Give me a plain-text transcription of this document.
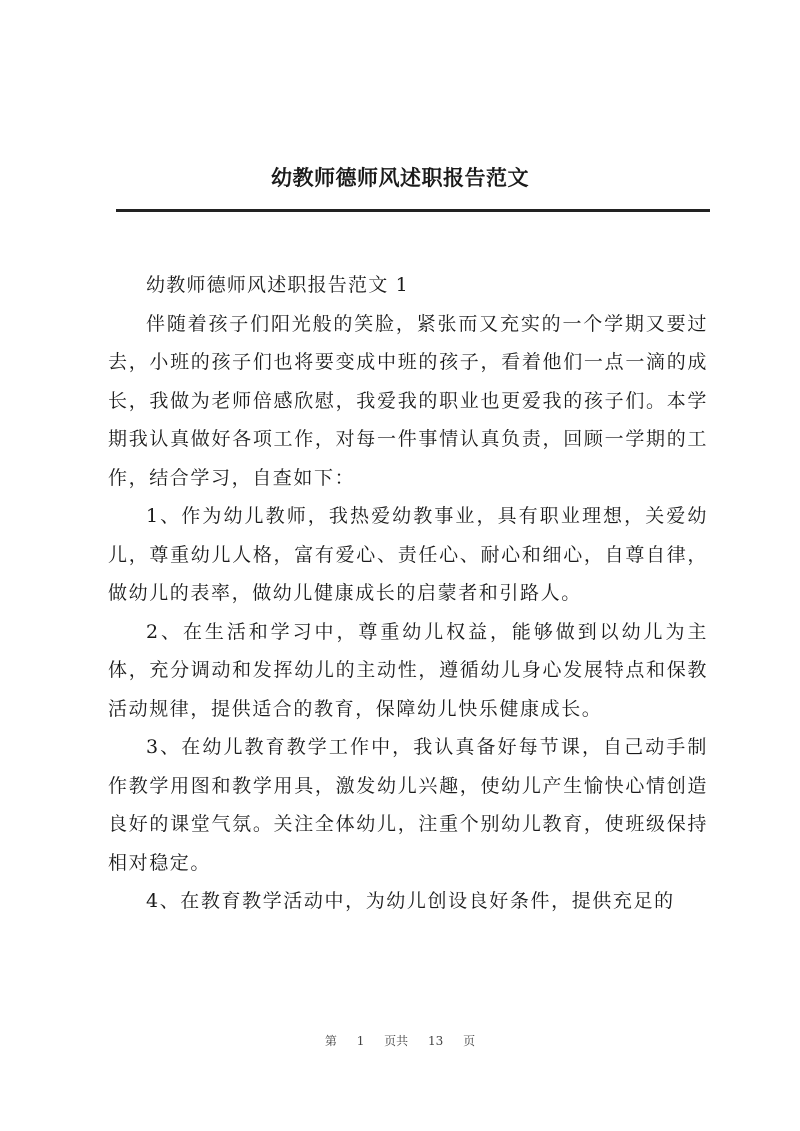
幼教师德师风述职报告范文

幼教师德师风述职报告范文 1

伴随着孩子们阳光般的笑脸，紧张而又充实的一个学期又要过去，小班的孩子们也将要变成中班的孩子，看着他们一点一滴的成长，我做为老师倍感欣慰，我爱我的职业也更爱我的孩子们。本学期我认真做好各项工作，对每一件事情认真负责，回顾一学期的工作，结合学习，自查如下：

1、作为幼儿教师，我热爱幼教事业，具有职业理想，关爱幼儿，尊重幼儿人格，富有爱心、责任心、耐心和细心，自尊自律，做幼儿的表率，做幼儿健康成长的启蒙者和引路人。

2、在生活和学习中，尊重幼儿权益，能够做到以幼儿为主体，充分调动和发挥幼儿的主动性，遵循幼儿身心发展特点和保教活动规律，提供适合的教育，保障幼儿快乐健康成长。

3、在幼儿教育教学工作中，我认真备好每节课，自己动手制作教学用图和教学用具，激发幼儿兴趣，使幼儿产生愉快心情创造良好的课堂气氛。关注全体幼儿，注重个别幼儿教育，使班级保持相对稳定。

4、在教育教学活动中，为幼儿创设良好条件，提供充足的

第 1 页共 13 页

▬▬▬▬▬▬▬▬▬▬

__Brief__.
Reproduce all of the data exactly, omitting each picture it holds.

__Problem solution__.
Give me a plain-text transcription of this document.
幼教师德师风述职报告范文

幼教师德师风述职报告范文 1

伴随着孩子们阳光般的笑脸，紧张而又充实的一个学期又要过去，小班的孩子们也将要变成中班的孩子，看着他们一点一滴的成长，我做为老师倍感欣慰，我爱我的职业也更爱我的孩子们。本学期我认真做好各项工作，对每一件事情认真负责，回顾一学期的工作，结合学习，自查如下：

1、作为幼儿教师，我热爱幼教事业，具有职业理想，关爱幼儿，尊重幼儿人格，富有爱心、责任心、耐心和细心，自尊自律，做幼儿的表率，做幼儿健康成长的启蒙者和引路人。

2、在生活和学习中，尊重幼儿权益，能够做到以幼儿为主体，充分调动和发挥幼儿的主动性，遵循幼儿身心发展特点和保教活动规律，提供适合的教育，保障幼儿快乐健康成长。

3、在幼儿教育教学工作中，我认真备好每节课，自己动手制作教学用图和教学用具，激发幼儿兴趣，使幼儿产生愉快心情创造良好的课堂气氛。关注全体幼儿，注重个别幼儿教育，使班级保持相对稳定。

4、在教育教学活动中，为幼儿创设良好条件，提供充足的

第 1 页共 13 页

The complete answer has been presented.